══ SOURCE EXCERPT ══

I also loved having assignments I co-wrote with another writer or writers, each of us writing a portion of a large, multi-part feature. When you partner with talented people who are top in their game, it’s an amazing experience.
Ami: What subject area are you most interested in writing about? Why?
Julie: I love memoir. Love it.
I love hearing people’s stories. When I go to the dentist, knowing I have to sit there for 20 minutes with instruments in my mouth so I can’t talk, I tell the hygienist, “Tell me your life story.”
I did this just a week ago, and she started with, “I was born in Grand Rapids… then I went to dental school…” so of course I asked, “Did your mother come to the college to change your diapers? I think you skipped a few years there.”
We backed up a bit and I heard about the New Kids on the Block posters on her bedroom wall as a kid, and how she married her high school sweetheart.
It's cliché, but it’s true – fact is stranger than fiction. A lot of the great writers knew this. Hemingway and Fitzgerald wrote about people in their social circle and their lives. Truman Capote did the same – which cost him pretty much every friend he had. Come to think of it, that came full circle – he was a character in To Kill a Mockingbird, written by his childhood friend, Harper Lee. There’s a lot of good stuff in real life.
Ami: How do you choose which projects on which to focus your time?
Julie: One word: deadline.
I do well with accountability. If I have a deadline – and/or a contract and pending check – that accountability gets me moving.
I don’t know if all creatives are like this, but I can be a fickle writer. I’m in love with a project and as I’m working on it, it sparks some too-amazing-to-not-start-writing-right-now idea and *poof!* off I go to start in on that new one. So, deadline, accountability, and falling in love in the moment.
Ami: What advice would you give to someone who wants to write for a living?

═══
══ PROVIDED DATA ══

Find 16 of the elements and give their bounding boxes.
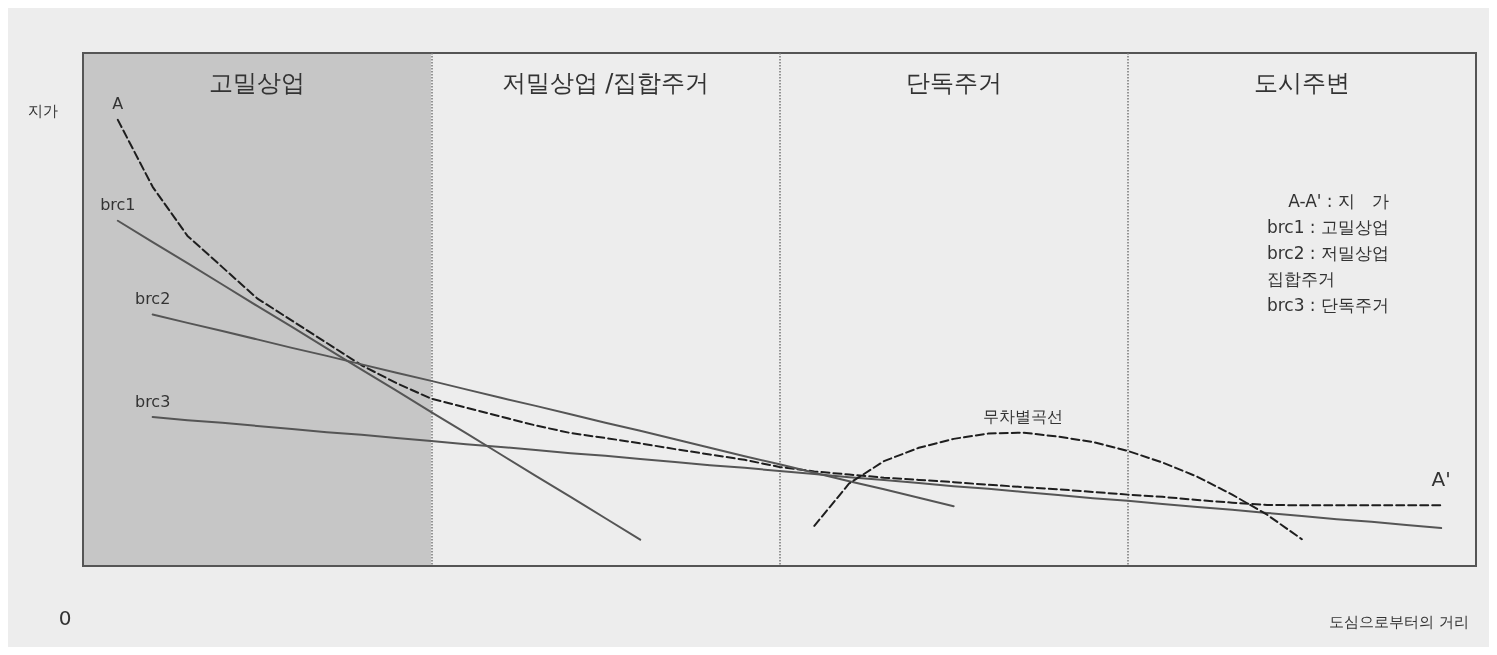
annotation: A-A' : 지 가 xyxy=(1288,191,1389,211)
text: 0 xyxy=(58,606,72,630)
series-label: brc1 xyxy=(100,195,136,215)
series-label: brc3 xyxy=(134,391,171,411)
annotation: brc3 : 단독주거 xyxy=(1266,295,1389,315)
text: 고밀상업 xyxy=(209,69,306,97)
series-label: 무차별곡선 xyxy=(983,407,1064,427)
annotation: A' xyxy=(1431,467,1451,492)
annotation: brc1 : 고밀상업 xyxy=(1266,217,1389,237)
text: 저밀상업 /집합주거 xyxy=(501,69,710,97)
x-axis-title: 도심으로부터의 거리 xyxy=(1329,612,1470,631)
text: 단독주거 xyxy=(905,69,1002,97)
series-label: brc2 xyxy=(134,288,171,308)
text: 도시주변 xyxy=(1253,69,1350,97)
y-axis-title: 지가 xyxy=(28,101,58,120)
series-label: A xyxy=(112,94,124,114)
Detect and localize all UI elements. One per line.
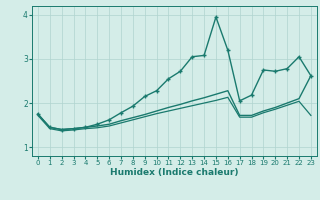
X-axis label: Humidex (Indice chaleur): Humidex (Indice chaleur)	[110, 168, 239, 177]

═══

** SET TASKS **
- 1) From the interview with Julie, print the passage that begins at the words "It's cliché, but" and ends after the words "in real life.".
- 2) Answer these questions using the interview with Julie:
(a) Where was the dental hygienist born?
(b) Who wrote To Kill a Mockingbird?
(c) What one word does Julie give for how she chooses which projects to focus on?
- 3) Can you carry the interview with Julie forward from its last line?

** TASK RESULTS **
- 1)
It's cliché, but it’s true – fact is stranger than fiction. A lot of the great writers knew this. Hemingway and Fitzgerald wrote about people in their social circle and their lives. Truman Capote did the same – which cost him pretty much every friend he had. Come to think of it, that came full circle – he was a character in To Kill a Mockingbird, written by his childhood friend, Harper Lee. There’s a lot of good stuff in real life.

- 2)
(a) Grand Rapids
(b) Harper Lee, Truman Capote's childhood friend
(c) Deadline

- 3)
Julie: I'm going to address this one in stages:
A. Writing “for a Living”:
If the person wants to support him/herself solely on writing (and there’s no second income or sources of financial support), my advice is to find more than one stream of writing income. The kind of money needed to support oneself is going to come from gigs other than trying to write and publish a novel that may or may not be published and may or may not sell copies.
A lot of writers teach writing (or literature) as K-12 teachers or college professors (part-time or full-time). There are other options that can be more lucrative and allow more freedom, such as teaching writing workshops.
B. Be Open to Learning from Others:
After years of teaching writing in various forms (Creative Writing, Writing for Publication, Journalism, Composition Writing, Business Writing) and taking writing courses years ago, I offer this: check your ego at the door. Remember to remain humble. No one likes a prima donna.
I have been stymied by the outright arrogance of students in college writing courses, my own and others. I once took a course taught by a successful Hollywood screenplay writer. A student, maybe 18 or 19 years old, argued rudely with the professor that, “If it don’t rhyme, it ain’t poetry! Poetry has to rhyme!”
The professor tolerated it to a point, but the guy wouldn’t stop, and finally, through gritted teeth, the prof half turned from the eraser board, and stated loudly and bluntly: ”No. It doesn’t.”
Not long ago, while teaching a writing course, I asked the students to write their introduction paragraphs, then to write their conclusion paragraphs immediately after. A student in the class didn’t want to, insisting loudly, “I don’t write like that!” -- It’s a class. You’re here to try new things. You don’t have to adopt it for the rest of your life. But you do have to open your mind and try it now.
C. Get That You Can Always Glean Something from a Writing Book or Course
I used to have this "I know how to write" thing going on. The more I read great writing books and listened to successful writers on YouTube and other sites, the more I realized there’s always a new perspective, new ideas, and new approaches.
Sometimes I hit a chapter or book and yeah, I already know what they’re talking about. But then I may flip forward a chapter or so, and sometimes find a cool quote or insight that’s useful.
Never quit learning!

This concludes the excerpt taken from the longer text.